# [What this task involves]
Look through the data below and return each line where "returned" appears.

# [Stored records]
* begin *

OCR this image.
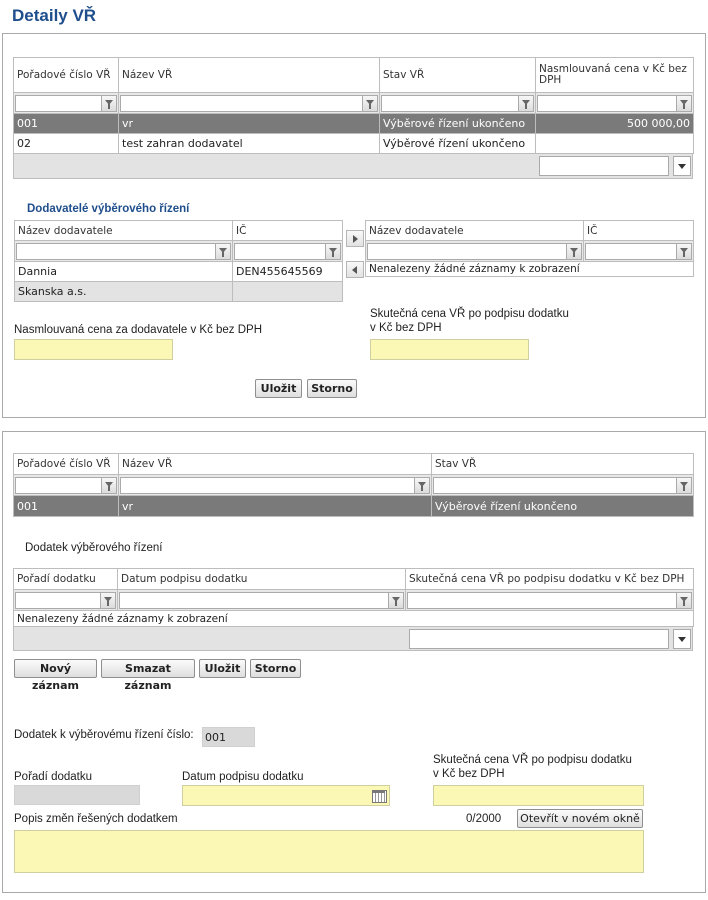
Detaily VŘ
Pořadové číslo VŘ	Název VŘ	Stav VŘ	Nasmlouvaná cena v Kč bez DPH

001	vr	Výběrové řízení ukončeno	500 000,00
02	test zahran dodavatel	Výběrové řízení ukončeno	
Dodavatelé výběrového řízení
Název dodavatele	IČ

Dannia	DEN455645569
Skanska a.s.	
Název dodavatele	IČ

Nenalezeny žádné záznamy k zobrazení	
Nasmlouvaná cena za dodavatele v Kč bez DPH
Skutečná cena VŘ po podpisu dodatku
v Kč bez DPH
Uložit	Storno
Pořadové číslo VŘ	Název VŘ	Stav VŘ

001	vr	Výběrové řízení ukončeno
Dodatek výběrového řízení
Pořadí dodatku	Datum podpisu dodatku	Skutečná cena VŘ po podpisu dodatku v Kč bez DPH

Nenalezeny žádné záznamy k zobrazení		
Nový záznam
Smazat záznam
Uložit	Storno
Dodatek k výběrovému řízení číslo: 001
Pořadí dodatku	Datum podpisu dodatku
Skutečná cena VŘ po podpisu dodatku
v Kč bez DPH
Popis změn řešených dodatkem	0/2000 Otevřít v novém okně
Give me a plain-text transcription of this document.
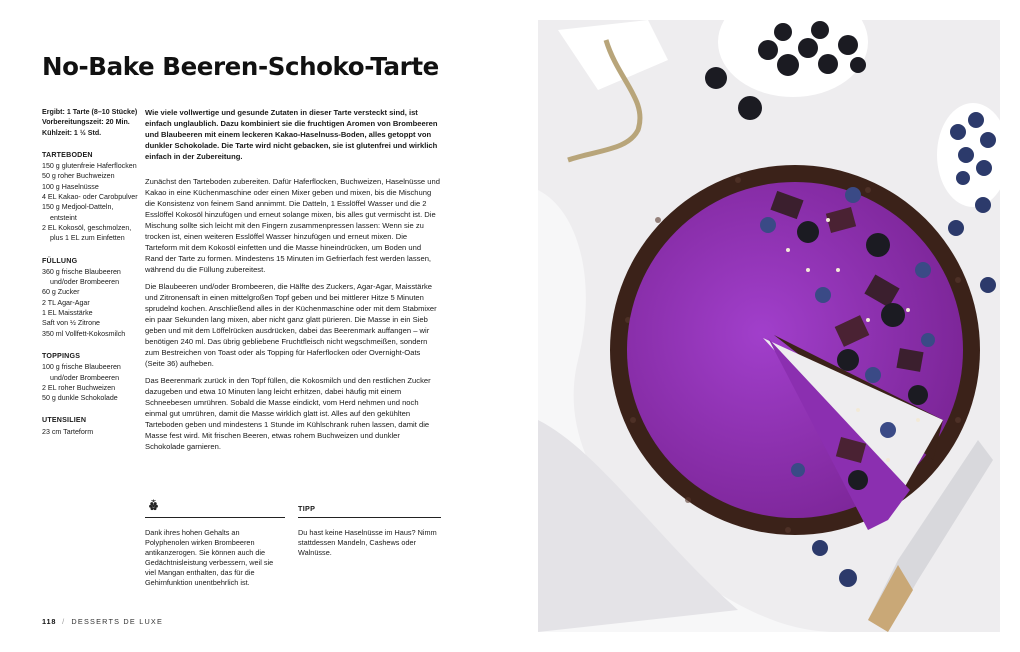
No-Bake Beeren-Schoko-Tarte

Ergibt: 1 Tarte (8–10 Stücke)

Vorbereitungszeit: 20 Min.

Kühlzeit: 1 ½ Std.

TARTEBODEN
150 g glutenfreie Haferflocken
50 g roher Buchweizen
100 g Haselnüsse
4 EL Kakao- oder Carobpulver
150 g Medjool-Datteln, entsteint
2 EL Kokosöl, geschmolzen, plus 1 EL zum Einfetten
FÜLLUNG
360 g frische Blaubeeren und/oder Brombeeren
60 g Zucker
2 TL Agar-Agar
1 EL Maisstärke
Saft von ½ Zitrone
350 ml Vollfett-Kokosmilch
TOPPINGS
100 g frische Blaubeeren und/oder Brombeeren
2 EL roher Buchweizen
50 g dunkle Schokolade
UTENSILIEN
23 cm Tarteform

Wie viele vollwertige und gesunde Zutaten in dieser Tarte versteckt sind, ist einfach unglaublich. Dazu kombiniert sie die fruchtigen Aromen von Brombeeren und Blaubeeren mit einem leckeren Kakao-Haselnuss-Boden, alles getoppt von dunkler Schokolade. Die Tarte wird nicht gebacken, sie ist glutenfrei und wirklich einfach in der Zubereitung.

Zunächst den Tarteboden zubereiten. Dafür Haferflocken, Buchweizen, Haselnüsse und Kakao in eine Küchenmaschine oder einen Mixer geben und mixen, bis die Mischung die Konsistenz von feinem Sand annimmt. Die Datteln, 1 Esslöffel Wasser und die 2 Esslöffel Kokosöl hinzufügen und erneut solange mixen, bis alles gut vermischt ist. Die Mischung sollte sich leicht mit den Fingern zusammenpressen lassen: Wenn sie zu trocken ist, einen weiteren Esslöffel Wasser hinzufügen und erneut mixen. Die Tarteform mit dem Kokosöl einfetten und die Masse hineindrücken, um Boden und Rand der Tarte zu formen. Mindestens 15 Minuten im Gefrierfach fest werden lassen, während du die Füllung zubereitest.

Die Blaubeeren und/oder Brombeeren, die Hälfte des Zuckers, Agar-Agar, Maisstärke und Zitronensaft in einen mittelgroßen Topf geben und bei mittlerer Hitze 5 Minuten sprudelnd kochen. Anschließend alles in der Küchenmaschine oder mit dem Stabmixer ein paar Sekunden lang mixen, aber nicht ganz glatt pürieren. Die Masse in ein Sieb geben und mit dem Löffelrücken ausdrücken, dabei das Beerenmark auffangen – wir benötigen 240 ml. Das übrig gebliebene Fruchtfleisch nicht wegschmeißen, sondern zum Bestreichen von Toast oder als Topping für Haferflocken oder Overnight-Oats (Seite 36) aufheben.

Das Beerenmark zurück in den Topf füllen, die Kokosmilch und den restlichen Zucker dazugeben und etwa 10 Minuten lang leicht erhitzen, dabei häufig mit einem Schneebesen umrühren. Sobald die Masse eindickt, vom Herd nehmen und noch einmal gut umrühren, damit die Masse wirklich glatt ist. Alles auf den gekühlten Tarteboden geben und mindestens 1 Stunde im Kühlschrank ruhen lassen, damit die Masse fest wird. Mit frischen Beeren, etwas rohem Buchweizen und dunkler Schokolade garnieren.

TIPP
Dank ihres hohen Gehalts an Polyphenolen wirken Brombeeren antikanzerogen. Sie können auch die Gedächtnisleistung verbessern, weil sie viel Mangan enthalten, das für die Gehirnfunktion unentbehrlich ist.
Du hast keine Haselnüsse im Haus? Nimm stattdessen Mandeln, Cashews oder Walnüsse.
118 / DESSERTS DE LUXE
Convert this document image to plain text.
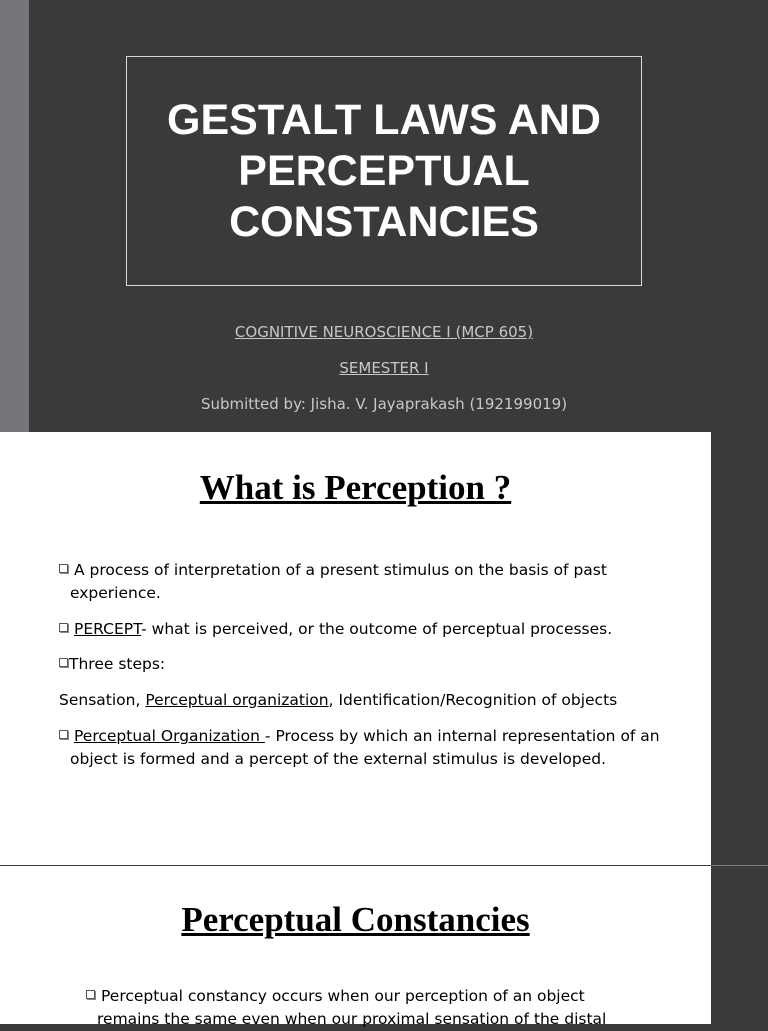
GESTALT LAWS AND
PERCEPTUAL
CONSTANCIES
COGNITIVE NEUROSCIENCE I (MCP 605)
SEMESTER I
Submitted by: Jisha. V. Jayaprakash (192199019)
What is Perception ?

A process of interpretation of a present stimulus on the basis of past
experience.

PERCEPT- what is perceived, or the outcome of perceptual processes.

Three steps:

Sensation, Perceptual organization, Identification/Recognition of objects

Perceptual Organization - Process by which an internal representation of an
object is formed and a percept of the external stimulus is developed.

Perceptual Constancies

Perceptual constancy occurs when our perception of an object
remains the same even when our proximal sensation of the distal
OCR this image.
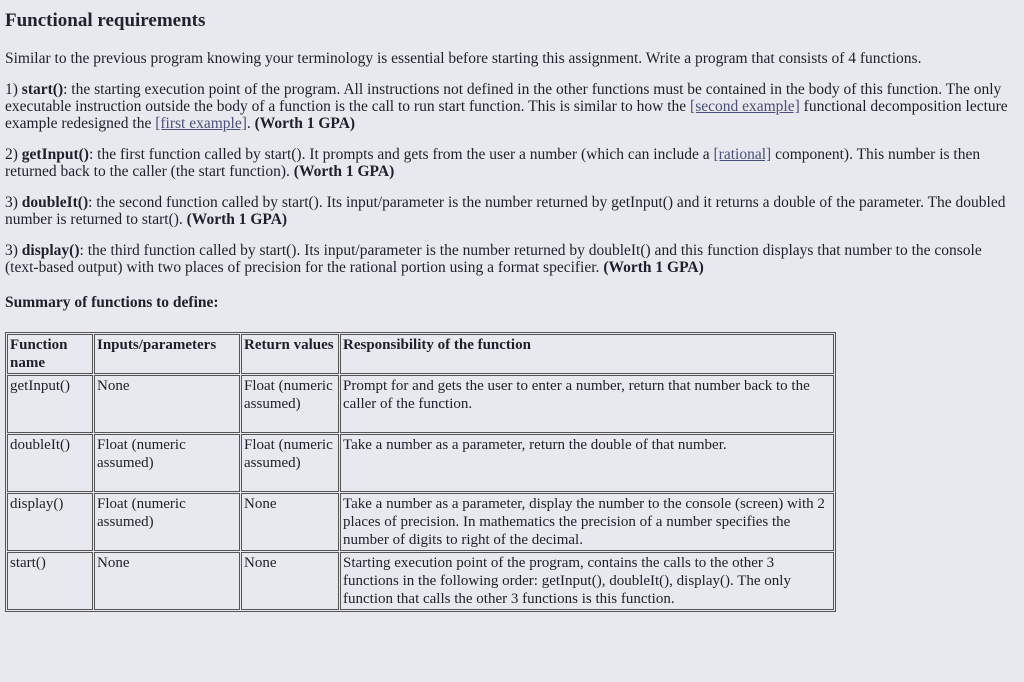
Functional requirements

Similar to the previous program knowing your terminology is essential before starting this assignment. Write a program that consists of 4 functions.

1) start(): the starting execution point of the program. All instructions not defined in the other functions must be contained in the body of this function. The only executable instruction outside the body of a function is the call to run start function. This is similar to how the [second example] functional decomposition lecture example redesigned the [first example]. (Worth 1 GPA)

2) getInput(): the first function called by start(). It prompts and gets from the user a number (which can include a [rational] component). This number is then returned back to the caller (the start function). (Worth 1 GPA)

3) doubleIt(): the second function called by start(). Its input/parameter is the number returned by getInput() and it returns a double of the parameter. The doubled number is returned to start(). (Worth 1 GPA)

3) display(): the third function called by start(). Its input/parameter is the number returned by doubleIt() and this function displays that number to the console (text-based output) with two places of precision for the rational portion using a format specifier. (Worth 1 GPA)

Summary of functions to define:
Function name	Inputs/parameters	Return values	Responsibility of the function
getInput()	None	Float (numeric assumed)	Prompt for and gets the user to enter a number, return that number back to the caller of the function.
doubleIt()	Float (numeric assumed)	Float (numeric assumed)	Take a number as a parameter, return the double of that number.
display()	Float (numeric assumed)	None	Take a number as a parameter, display the number to the console (screen) with 2 places of precision. In mathematics the precision of a number specifies the number of digits to right of the decimal.
start()	None	None	Starting execution point of the program, contains the calls to the other 3 functions in the following order: getInput(), doubleIt(), display(). The only function that calls the other 3 functions is this function.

* end *

# [Result for this exercise]
2) getInput(): the first function called by start(). It prompts and gets from the user a number (which can include a [rational] component). This number is then returned back to the caller (the start function). (Worth 1 GPA)
3) doubleIt(): the second function called by start(). Its input/parameter is the number returned by getInput() and it returns a double of the parameter. The doubled number is returned to start(). (Worth 1 GPA)
3) display(): the third function called by start(). Its input/parameter is the number returned by doubleIt() and this function displays that number to the console (text-based output) with two places of precision for the rational portion using a format specifier. (Worth 1 GPA)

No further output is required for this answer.